start RECORDS SHOWN

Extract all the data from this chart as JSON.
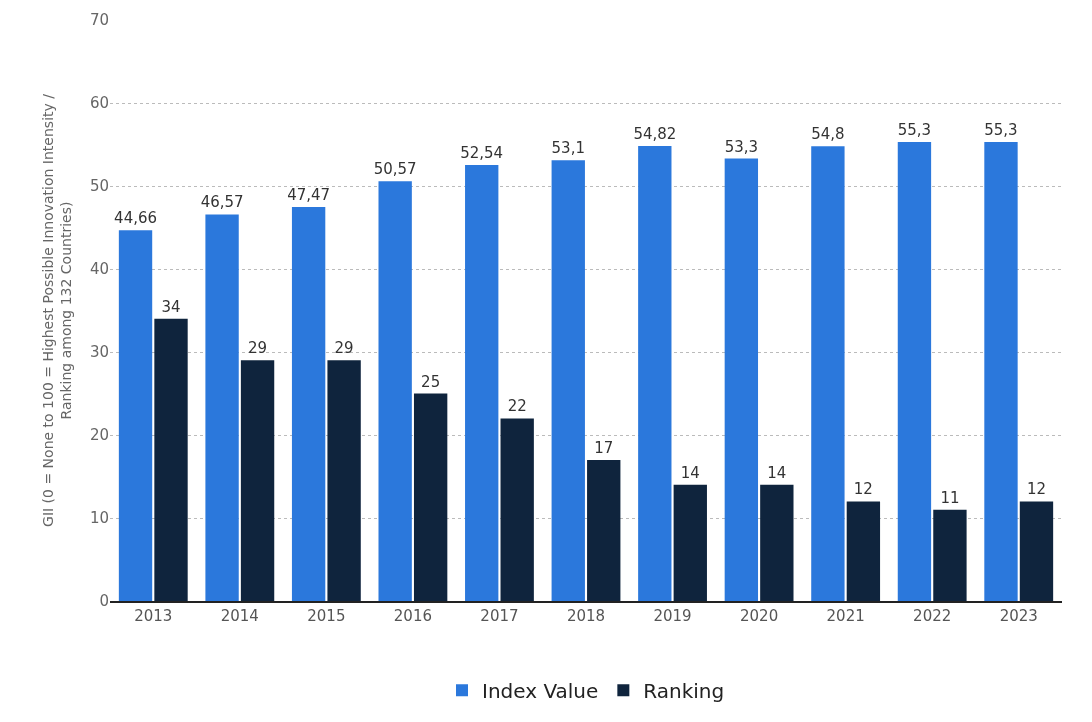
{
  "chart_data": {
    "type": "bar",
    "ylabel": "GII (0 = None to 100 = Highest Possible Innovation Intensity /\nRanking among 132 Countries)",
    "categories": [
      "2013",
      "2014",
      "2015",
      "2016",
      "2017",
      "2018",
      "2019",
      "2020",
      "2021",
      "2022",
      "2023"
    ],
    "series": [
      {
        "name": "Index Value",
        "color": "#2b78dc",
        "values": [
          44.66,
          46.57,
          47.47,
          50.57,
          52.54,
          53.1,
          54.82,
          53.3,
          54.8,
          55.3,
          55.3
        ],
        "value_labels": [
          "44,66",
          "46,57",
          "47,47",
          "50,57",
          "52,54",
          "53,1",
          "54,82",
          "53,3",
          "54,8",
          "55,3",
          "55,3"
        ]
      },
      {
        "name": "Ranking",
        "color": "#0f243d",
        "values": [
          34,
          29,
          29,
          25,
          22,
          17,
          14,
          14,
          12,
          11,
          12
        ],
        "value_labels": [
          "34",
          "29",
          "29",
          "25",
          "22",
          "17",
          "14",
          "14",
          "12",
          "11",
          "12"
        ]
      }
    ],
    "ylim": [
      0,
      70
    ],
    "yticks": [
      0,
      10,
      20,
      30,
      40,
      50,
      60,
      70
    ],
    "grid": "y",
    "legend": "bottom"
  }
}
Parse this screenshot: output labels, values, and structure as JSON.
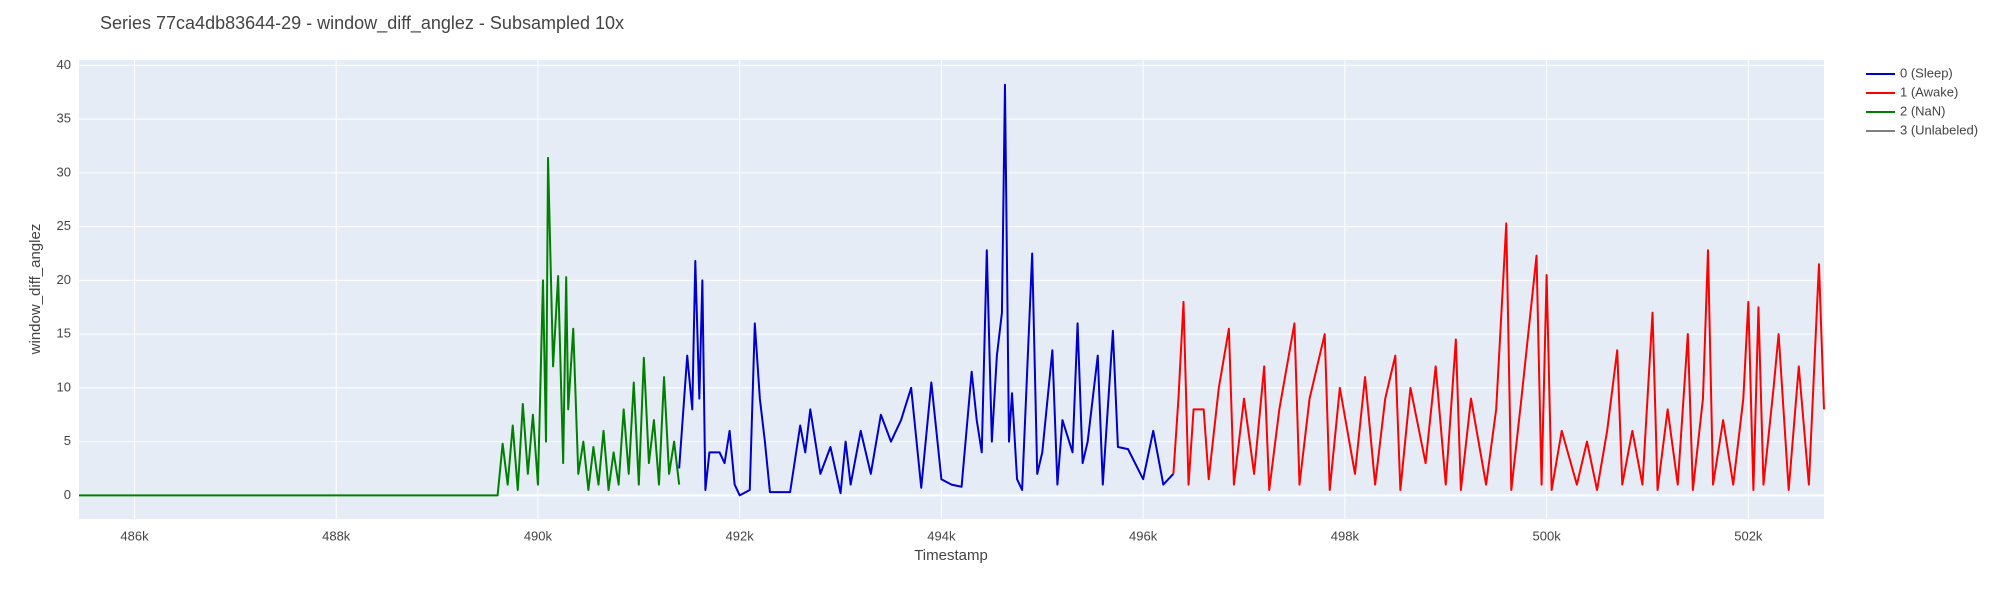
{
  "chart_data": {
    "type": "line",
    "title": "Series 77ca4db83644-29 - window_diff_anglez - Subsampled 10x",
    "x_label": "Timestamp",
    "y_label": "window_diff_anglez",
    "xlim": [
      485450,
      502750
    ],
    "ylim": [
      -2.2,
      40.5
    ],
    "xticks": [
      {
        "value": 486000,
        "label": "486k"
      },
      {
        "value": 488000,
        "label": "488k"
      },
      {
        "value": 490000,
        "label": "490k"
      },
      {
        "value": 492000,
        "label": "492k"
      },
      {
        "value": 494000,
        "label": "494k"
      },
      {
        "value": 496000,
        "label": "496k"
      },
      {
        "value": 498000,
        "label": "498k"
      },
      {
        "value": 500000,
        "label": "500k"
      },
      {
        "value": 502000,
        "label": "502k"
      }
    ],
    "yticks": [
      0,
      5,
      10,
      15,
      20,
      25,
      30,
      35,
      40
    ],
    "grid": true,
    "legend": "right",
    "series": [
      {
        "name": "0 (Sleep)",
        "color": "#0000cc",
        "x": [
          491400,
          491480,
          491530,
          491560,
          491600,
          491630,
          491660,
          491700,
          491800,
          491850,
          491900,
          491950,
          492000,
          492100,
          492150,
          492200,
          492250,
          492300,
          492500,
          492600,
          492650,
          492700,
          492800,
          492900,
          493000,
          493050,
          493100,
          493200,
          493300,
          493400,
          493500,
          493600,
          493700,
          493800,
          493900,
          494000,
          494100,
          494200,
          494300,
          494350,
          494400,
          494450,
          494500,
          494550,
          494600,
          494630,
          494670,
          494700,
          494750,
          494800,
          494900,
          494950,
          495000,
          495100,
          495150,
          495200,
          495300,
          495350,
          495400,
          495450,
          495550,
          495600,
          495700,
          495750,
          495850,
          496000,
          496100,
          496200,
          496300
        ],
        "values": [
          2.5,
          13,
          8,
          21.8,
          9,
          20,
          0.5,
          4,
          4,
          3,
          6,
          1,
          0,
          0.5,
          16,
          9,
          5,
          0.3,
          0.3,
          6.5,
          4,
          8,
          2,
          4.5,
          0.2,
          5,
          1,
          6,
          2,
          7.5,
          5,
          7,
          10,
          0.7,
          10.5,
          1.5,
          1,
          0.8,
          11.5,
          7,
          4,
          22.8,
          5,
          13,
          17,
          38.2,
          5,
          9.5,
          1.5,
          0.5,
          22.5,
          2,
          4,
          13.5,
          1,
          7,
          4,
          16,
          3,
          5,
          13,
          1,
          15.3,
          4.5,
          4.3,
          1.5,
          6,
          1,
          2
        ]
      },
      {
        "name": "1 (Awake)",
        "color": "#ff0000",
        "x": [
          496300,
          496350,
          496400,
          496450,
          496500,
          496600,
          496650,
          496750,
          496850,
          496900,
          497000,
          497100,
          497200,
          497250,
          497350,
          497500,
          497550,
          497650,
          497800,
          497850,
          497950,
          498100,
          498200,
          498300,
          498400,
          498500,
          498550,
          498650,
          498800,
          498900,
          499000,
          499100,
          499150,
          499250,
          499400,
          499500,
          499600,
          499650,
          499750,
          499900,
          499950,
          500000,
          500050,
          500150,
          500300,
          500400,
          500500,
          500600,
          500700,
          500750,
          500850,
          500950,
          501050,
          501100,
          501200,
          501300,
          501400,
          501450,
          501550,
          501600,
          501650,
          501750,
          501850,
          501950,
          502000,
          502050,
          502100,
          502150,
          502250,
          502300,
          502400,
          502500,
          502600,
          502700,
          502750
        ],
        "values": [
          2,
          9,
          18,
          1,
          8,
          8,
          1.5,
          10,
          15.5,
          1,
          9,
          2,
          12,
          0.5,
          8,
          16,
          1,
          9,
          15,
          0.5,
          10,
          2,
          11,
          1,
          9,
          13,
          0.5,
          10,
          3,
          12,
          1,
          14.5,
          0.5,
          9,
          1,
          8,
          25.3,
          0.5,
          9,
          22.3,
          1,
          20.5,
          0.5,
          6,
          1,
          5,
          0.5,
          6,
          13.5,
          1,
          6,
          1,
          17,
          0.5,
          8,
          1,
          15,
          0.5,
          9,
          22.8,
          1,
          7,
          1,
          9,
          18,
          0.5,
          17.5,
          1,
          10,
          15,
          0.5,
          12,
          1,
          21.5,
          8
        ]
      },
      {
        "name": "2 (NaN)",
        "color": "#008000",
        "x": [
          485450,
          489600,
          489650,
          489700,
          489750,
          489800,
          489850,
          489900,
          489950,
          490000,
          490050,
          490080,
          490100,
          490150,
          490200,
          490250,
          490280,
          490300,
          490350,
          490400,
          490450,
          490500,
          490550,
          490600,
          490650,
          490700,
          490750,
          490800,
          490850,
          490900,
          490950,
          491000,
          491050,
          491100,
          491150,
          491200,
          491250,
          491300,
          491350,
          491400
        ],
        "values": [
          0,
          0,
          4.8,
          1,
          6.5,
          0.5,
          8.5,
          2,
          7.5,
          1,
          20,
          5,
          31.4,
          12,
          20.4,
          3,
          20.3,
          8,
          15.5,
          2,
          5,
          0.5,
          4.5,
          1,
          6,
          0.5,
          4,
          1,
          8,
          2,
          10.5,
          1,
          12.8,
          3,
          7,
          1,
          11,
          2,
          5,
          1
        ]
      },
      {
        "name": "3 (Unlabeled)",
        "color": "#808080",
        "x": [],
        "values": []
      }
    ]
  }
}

end RECORDS SHOWN

TASK INSTRUCTIONS: In the copy, include no pictures; restate the listing above exactly.

ANSWER TO THE TASK:
Extract all the data from this chart as JSON.
{
  "chart_data": {
    "type": "bar",
    "ylabel": "GII (0 = None to 100 = Highest Possible Innovation Intensity /\nRanking among 132 Countries)",
    "categories": [
      "2013",
      "2014",
      "2015",
      "2016",
      "2017",
      "2018",
      "2019",
      "2020",
      "2021",
      "2022",
      "2023"
    ],
    "series": [
      {
        "name": "Index Value",
        "color": "#2b78dc",
        "values": [
          44.66,
          46.57,
          47.47,
          50.57,
          52.54,
          53.1,
          54.82,
          53.3,
          54.8,
          55.3,
          55.3
        ],
        "value_labels": [
          "44,66",
          "46,57",
          "47,47",
          "50,57",
          "52,54",
          "53,1",
          "54,82",
          "53,3",
          "54,8",
          "55,3",
          "55,3"
        ]
      },
      {
        "name": "Ranking",
        "color": "#0f243d",
        "values": [
          34,
          29,
          29,
          25,
          22,
          17,
          14,
          14,
          12,
          11,
          12
        ],
        "value_labels": [
          "34",
          "29",
          "29",
          "25",
          "22",
          "17",
          "14",
          "14",
          "12",
          "11",
          "12"
        ]
      }
    ],
    "ylim": [
      0,
      70
    ],
    "yticks": [
      0,
      10,
      20,
      30,
      40,
      50,
      60,
      70
    ],
    "grid": "y",
    "legend": "bottom"
  }
}
Parse this screenshot: output labels, values, and structure as JSON.
{
  "chart_data": {
    "type": "line",
    "title": "Series 77ca4db83644-29 - window_diff_anglez - Subsampled 10x",
    "x_label": "Timestamp",
    "y_label": "window_diff_anglez",
    "xlim": [
      485450,
      502750
    ],
    "ylim": [
      -2.2,
      40.5
    ],
    "xticks": [
      {
        "value": 486000,
        "label": "486k"
      },
      {
        "value": 488000,
        "label": "488k"
      },
      {
        "value": 490000,
        "label": "490k"
      },
      {
        "value": 492000,
        "label": "492k"
      },
      {
        "value": 494000,
        "label": "494k"
      },
      {
        "value": 496000,
        "label": "496k"
      },
      {
        "value": 498000,
        "label": "498k"
      },
      {
        "value": 500000,
        "label": "500k"
      },
      {
        "value": 502000,
        "label": "502k"
      }
    ],
    "yticks": [
      0,
      5,
      10,
      15,
      20,
      25,
      30,
      35,
      40
    ],
    "grid": true,
    "legend": "right",
    "series": [
      {
        "name": "0 (Sleep)",
        "color": "#0000cc",
        "x": [
          491400,
          491480,
          491530,
          491560,
          491600,
          491630,
          491660,
          491700,
          491800,
          491850,
          491900,
          491950,
          492000,
          492100,
          492150,
          492200,
          492250,
          492300,
          492500,
          492600,
          492650,
          492700,
          492800,
          492900,
          493000,
          493050,
          493100,
          493200,
          493300,
          493400,
          493500,
          493600,
          493700,
          493800,
          493900,
          494000,
          494100,
          494200,
          494300,
          494350,
          494400,
          494450,
          494500,
          494550,
          494600,
          494630,
          494670,
          494700,
          494750,
          494800,
          494900,
          494950,
          495000,
          495100,
          495150,
          495200,
          495300,
          495350,
          495400,
          495450,
          495550,
          495600,
          495700,
          495750,
          495850,
          496000,
          496100,
          496200,
          496300
        ],
        "values": [
          2.5,
          13,
          8,
          21.8,
          9,
          20,
          0.5,
          4,
          4,
          3,
          6,
          1,
          0,
          0.5,
          16,
          9,
          5,
          0.3,
          0.3,
          6.5,
          4,
          8,
          2,
          4.5,
          0.2,
          5,
          1,
          6,
          2,
          7.5,
          5,
          7,
          10,
          0.7,
          10.5,
          1.5,
          1,
          0.8,
          11.5,
          7,
          4,
          22.8,
          5,
          13,
          17,
          38.2,
          5,
          9.5,
          1.5,
          0.5,
          22.5,
          2,
          4,
          13.5,
          1,
          7,
          4,
          16,
          3,
          5,
          13,
          1,
          15.3,
          4.5,
          4.3,
          1.5,
          6,
          1,
          2
        ]
      },
      {
        "name": "1 (Awake)",
        "color": "#ff0000",
        "x": [
          496300,
          496350,
          496400,
          496450,
          496500,
          496600,
          496650,
          496750,
          496850,
          496900,
          497000,
          497100,
          497200,
          497250,
          497350,
          497500,
          497550,
          497650,
          497800,
          497850,
          497950,
          498100,
          498200,
          498300,
          498400,
          498500,
          498550,
          498650,
          498800,
          498900,
          499000,
          499100,
          499150,
          499250,
          499400,
          499500,
          499600,
          499650,
          499750,
          499900,
          499950,
          500000,
          500050,
          500150,
          500300,
          500400,
          500500,
          500600,
          500700,
          500750,
          500850,
          500950,
          501050,
          501100,
          501200,
          501300,
          501400,
          501450,
          501550,
          501600,
          501650,
          501750,
          501850,
          501950,
          502000,
          502050,
          502100,
          502150,
          502250,
          502300,
          502400,
          502500,
          502600,
          502700,
          502750
        ],
        "values": [
          2,
          9,
          18,
          1,
          8,
          8,
          1.5,
          10,
          15.5,
          1,
          9,
          2,
          12,
          0.5,
          8,
          16,
          1,
          9,
          15,
          0.5,
          10,
          2,
          11,
          1,
          9,
          13,
          0.5,
          10,
          3,
          12,
          1,
          14.5,
          0.5,
          9,
          1,
          8,
          25.3,
          0.5,
          9,
          22.3,
          1,
          20.5,
          0.5,
          6,
          1,
          5,
          0.5,
          6,
          13.5,
          1,
          6,
          1,
          17,
          0.5,
          8,
          1,
          15,
          0.5,
          9,
          22.8,
          1,
          7,
          1,
          9,
          18,
          0.5,
          17.5,
          1,
          10,
          15,
          0.5,
          12,
          1,
          21.5,
          8
        ]
      },
      {
        "name": "2 (NaN)",
        "color": "#008000",
        "x": [
          485450,
          489600,
          489650,
          489700,
          489750,
          489800,
          489850,
          489900,
          489950,
          490000,
          490050,
          490080,
          490100,
          490150,
          490200,
          490250,
          490280,
          490300,
          490350,
          490400,
          490450,
          490500,
          490550,
          490600,
          490650,
          490700,
          490750,
          490800,
          490850,
          490900,
          490950,
          491000,
          491050,
          491100,
          491150,
          491200,
          491250,
          491300,
          491350,
          491400
        ],
        "values": [
          0,
          0,
          4.8,
          1,
          6.5,
          0.5,
          8.5,
          2,
          7.5,
          1,
          20,
          5,
          31.4,
          12,
          20.4,
          3,
          20.3,
          8,
          15.5,
          2,
          5,
          0.5,
          4.5,
          1,
          6,
          0.5,
          4,
          1,
          8,
          2,
          10.5,
          1,
          12.8,
          3,
          7,
          1,
          11,
          2,
          5,
          1
        ]
      },
      {
        "name": "3 (Unlabeled)",
        "color": "#808080",
        "x": [],
        "values": []
      }
    ]
  }
}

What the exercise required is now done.